## What the task requires
Copy every entry precisely.

## Rows
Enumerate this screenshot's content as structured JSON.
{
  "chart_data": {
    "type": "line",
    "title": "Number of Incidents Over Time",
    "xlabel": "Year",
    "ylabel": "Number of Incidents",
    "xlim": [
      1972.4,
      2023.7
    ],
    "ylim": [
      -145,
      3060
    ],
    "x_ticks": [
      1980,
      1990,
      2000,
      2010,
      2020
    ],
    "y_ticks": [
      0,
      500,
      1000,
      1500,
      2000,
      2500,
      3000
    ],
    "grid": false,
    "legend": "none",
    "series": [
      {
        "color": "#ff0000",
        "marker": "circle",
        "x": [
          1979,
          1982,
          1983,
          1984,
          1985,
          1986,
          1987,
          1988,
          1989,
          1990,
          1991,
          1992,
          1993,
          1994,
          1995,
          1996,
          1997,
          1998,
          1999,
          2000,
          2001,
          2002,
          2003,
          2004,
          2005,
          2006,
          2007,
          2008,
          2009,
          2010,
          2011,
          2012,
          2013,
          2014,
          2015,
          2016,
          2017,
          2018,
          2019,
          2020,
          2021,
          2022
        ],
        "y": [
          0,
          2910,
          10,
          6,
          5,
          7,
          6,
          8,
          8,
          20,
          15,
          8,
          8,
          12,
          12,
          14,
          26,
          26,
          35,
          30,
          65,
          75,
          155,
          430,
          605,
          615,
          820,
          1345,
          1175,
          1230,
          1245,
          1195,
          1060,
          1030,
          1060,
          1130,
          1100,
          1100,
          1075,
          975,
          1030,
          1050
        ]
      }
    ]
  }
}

## The response
Enumerate this screenshot's content as structured JSON.
{
  "chart_data": {
    "type": "line",
    "title": "Number of Incidents Over Time",
    "xlabel": "Year",
    "ylabel": "Number of Incidents",
    "xlim": [
      1972.4,
      2023.7
    ],
    "ylim": [
      -145,
      3060
    ],
    "x_ticks": [
      1980,
      1990,
      2000,
      2010,
      2020
    ],
    "y_ticks": [
      0,
      500,
      1000,
      1500,
      2000,
      2500,
      3000
    ],
    "grid": false,
    "legend": "none",
    "series": [
      {
        "color": "#ff0000",
        "marker": "circle",
        "x": [
          1979,
          1982,
          1983,
          1984,
          1985,
          1986,
          1987,
          1988,
          1989,
          1990,
          1991,
          1992,
          1993,
          1994,
          1995,
          1996,
          1997,
          1998,
          1999,
          2000,
          2001,
          2002,
          2003,
          2004,
          2005,
          2006,
          2007,
          2008,
          2009,
          2010,
          2011,
          2012,
          2013,
          2014,
          2015,
          2016,
          2017,
          2018,
          2019,
          2020,
          2021,
          2022
        ],
        "y": [
          0,
          2910,
          10,
          6,
          5,
          7,
          6,
          8,
          8,
          20,
          15,
          8,
          8,
          12,
          12,
          14,
          26,
          26,
          35,
          30,
          65,
          75,
          155,
          430,
          605,
          615,
          820,
          1345,
          1175,
          1230,
          1245,
          1195,
          1060,
          1030,
          1060,
          1130,
          1100,
          1100,
          1075,
          975,
          1030,
          1050
        ]
      }
    ]
  }
}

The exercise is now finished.